SET EXERCISE: Copy all lines that contain the word "нужд".

===============

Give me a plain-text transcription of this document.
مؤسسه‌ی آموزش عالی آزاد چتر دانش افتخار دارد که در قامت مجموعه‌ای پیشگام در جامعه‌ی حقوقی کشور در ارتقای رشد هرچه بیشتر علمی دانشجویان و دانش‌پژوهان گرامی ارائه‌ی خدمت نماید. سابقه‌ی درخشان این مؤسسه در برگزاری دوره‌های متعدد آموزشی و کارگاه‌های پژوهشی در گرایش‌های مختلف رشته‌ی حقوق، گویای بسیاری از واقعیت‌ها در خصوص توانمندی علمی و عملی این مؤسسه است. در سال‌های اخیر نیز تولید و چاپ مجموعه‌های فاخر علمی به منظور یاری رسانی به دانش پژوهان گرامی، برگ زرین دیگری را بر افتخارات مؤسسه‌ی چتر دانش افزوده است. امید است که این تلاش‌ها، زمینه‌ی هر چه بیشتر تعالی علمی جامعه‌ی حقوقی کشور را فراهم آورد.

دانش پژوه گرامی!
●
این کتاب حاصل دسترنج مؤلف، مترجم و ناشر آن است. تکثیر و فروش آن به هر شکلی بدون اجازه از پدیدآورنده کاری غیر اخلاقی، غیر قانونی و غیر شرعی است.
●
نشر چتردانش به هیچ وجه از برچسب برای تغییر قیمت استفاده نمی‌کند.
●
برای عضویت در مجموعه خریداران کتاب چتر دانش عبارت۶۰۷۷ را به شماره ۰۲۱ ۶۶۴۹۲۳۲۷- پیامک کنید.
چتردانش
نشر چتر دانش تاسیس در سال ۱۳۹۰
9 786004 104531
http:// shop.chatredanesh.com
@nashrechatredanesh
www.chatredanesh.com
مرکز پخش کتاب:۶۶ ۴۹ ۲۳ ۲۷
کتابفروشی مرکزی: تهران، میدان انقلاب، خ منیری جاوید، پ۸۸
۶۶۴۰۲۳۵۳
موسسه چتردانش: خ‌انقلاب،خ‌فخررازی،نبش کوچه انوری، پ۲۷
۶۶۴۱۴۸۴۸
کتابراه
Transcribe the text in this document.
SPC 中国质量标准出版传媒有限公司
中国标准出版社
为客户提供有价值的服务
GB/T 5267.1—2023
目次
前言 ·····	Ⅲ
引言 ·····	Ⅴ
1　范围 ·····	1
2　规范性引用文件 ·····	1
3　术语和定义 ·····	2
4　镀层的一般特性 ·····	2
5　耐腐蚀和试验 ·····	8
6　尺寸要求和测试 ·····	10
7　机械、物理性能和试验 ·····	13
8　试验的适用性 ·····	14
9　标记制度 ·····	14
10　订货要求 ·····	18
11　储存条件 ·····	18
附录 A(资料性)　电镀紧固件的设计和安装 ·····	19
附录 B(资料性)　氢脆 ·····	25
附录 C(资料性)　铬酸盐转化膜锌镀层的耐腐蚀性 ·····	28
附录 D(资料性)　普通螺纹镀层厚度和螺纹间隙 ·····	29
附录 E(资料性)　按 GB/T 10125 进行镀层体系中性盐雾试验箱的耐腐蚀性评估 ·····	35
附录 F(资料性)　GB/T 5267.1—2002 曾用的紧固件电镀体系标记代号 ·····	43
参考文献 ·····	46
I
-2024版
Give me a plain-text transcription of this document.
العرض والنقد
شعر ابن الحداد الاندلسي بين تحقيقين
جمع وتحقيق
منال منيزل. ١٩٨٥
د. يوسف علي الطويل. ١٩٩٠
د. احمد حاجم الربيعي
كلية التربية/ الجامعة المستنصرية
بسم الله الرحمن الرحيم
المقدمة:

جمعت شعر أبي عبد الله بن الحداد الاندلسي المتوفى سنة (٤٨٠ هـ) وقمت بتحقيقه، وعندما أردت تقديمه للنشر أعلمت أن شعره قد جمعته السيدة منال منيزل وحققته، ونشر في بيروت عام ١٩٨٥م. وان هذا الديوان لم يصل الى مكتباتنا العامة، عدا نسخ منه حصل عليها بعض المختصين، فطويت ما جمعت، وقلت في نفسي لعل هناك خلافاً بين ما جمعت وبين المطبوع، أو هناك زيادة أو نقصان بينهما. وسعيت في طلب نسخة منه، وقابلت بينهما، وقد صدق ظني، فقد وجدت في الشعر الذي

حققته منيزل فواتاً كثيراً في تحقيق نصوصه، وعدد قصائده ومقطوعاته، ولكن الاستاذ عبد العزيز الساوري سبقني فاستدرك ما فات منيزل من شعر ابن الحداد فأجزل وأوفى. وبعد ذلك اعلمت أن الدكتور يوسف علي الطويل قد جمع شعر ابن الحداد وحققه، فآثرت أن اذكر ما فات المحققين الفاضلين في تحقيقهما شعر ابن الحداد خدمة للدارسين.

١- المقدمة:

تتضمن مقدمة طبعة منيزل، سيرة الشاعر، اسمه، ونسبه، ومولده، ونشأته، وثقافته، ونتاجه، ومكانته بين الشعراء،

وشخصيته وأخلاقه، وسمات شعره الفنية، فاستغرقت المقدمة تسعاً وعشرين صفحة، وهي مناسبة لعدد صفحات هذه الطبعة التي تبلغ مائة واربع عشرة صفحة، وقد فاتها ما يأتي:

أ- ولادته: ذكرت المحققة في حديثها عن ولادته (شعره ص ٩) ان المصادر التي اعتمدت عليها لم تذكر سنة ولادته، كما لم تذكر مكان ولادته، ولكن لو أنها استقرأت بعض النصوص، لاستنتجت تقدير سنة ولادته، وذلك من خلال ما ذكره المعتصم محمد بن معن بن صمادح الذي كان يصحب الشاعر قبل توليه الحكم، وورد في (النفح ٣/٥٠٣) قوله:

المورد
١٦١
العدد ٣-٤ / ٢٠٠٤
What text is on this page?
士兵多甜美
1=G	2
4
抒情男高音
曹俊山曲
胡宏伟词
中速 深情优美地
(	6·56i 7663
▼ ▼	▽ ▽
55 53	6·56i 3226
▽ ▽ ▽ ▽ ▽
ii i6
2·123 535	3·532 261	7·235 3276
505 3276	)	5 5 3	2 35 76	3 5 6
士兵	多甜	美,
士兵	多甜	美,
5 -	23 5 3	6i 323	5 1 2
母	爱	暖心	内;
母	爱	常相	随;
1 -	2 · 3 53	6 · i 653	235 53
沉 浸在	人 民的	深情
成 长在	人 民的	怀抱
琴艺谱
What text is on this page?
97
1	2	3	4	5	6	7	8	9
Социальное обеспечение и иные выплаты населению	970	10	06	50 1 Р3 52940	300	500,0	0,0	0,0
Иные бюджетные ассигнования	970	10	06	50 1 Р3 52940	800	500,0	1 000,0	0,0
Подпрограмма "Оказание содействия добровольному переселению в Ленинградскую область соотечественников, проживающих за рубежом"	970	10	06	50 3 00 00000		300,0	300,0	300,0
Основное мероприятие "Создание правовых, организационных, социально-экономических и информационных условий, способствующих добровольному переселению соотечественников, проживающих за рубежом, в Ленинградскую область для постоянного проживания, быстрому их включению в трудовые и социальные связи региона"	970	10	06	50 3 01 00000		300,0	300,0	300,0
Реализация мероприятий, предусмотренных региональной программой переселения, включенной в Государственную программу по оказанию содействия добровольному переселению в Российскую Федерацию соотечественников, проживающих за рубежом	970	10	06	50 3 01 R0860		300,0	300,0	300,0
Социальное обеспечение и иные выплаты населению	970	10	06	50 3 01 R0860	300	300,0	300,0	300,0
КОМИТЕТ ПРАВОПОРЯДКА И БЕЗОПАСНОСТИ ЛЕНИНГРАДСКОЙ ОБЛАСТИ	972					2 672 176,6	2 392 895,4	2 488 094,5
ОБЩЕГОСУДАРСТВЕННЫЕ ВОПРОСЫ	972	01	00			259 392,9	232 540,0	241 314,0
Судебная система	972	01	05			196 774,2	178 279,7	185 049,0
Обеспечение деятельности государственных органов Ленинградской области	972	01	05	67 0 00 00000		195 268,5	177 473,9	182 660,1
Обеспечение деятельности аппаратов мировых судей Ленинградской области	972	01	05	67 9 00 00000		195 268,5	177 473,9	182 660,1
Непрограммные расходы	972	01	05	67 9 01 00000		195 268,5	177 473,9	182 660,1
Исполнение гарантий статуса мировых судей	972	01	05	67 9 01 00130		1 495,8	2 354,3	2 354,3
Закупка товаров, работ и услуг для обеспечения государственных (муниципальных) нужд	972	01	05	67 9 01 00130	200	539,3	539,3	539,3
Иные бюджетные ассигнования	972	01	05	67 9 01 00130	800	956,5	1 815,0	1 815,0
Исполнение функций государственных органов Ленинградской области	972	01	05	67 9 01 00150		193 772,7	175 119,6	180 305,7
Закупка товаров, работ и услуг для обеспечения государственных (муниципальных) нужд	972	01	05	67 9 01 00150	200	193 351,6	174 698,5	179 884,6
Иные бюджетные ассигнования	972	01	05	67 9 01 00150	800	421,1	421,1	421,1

===============

PROBLEM SOLUTION:
Закупка товаров, работ и услуг для обеспечения государственных (муниципальных) нужд	972	01	05	67 9 01 00130	200	539,3	539,3	539,3
Закупка товаров, работ и услуг для обеспечения государственных (муниципальных) нужд	972	01	05	67 9 01 00150	200	193 351,6	174 698,5	179 884,6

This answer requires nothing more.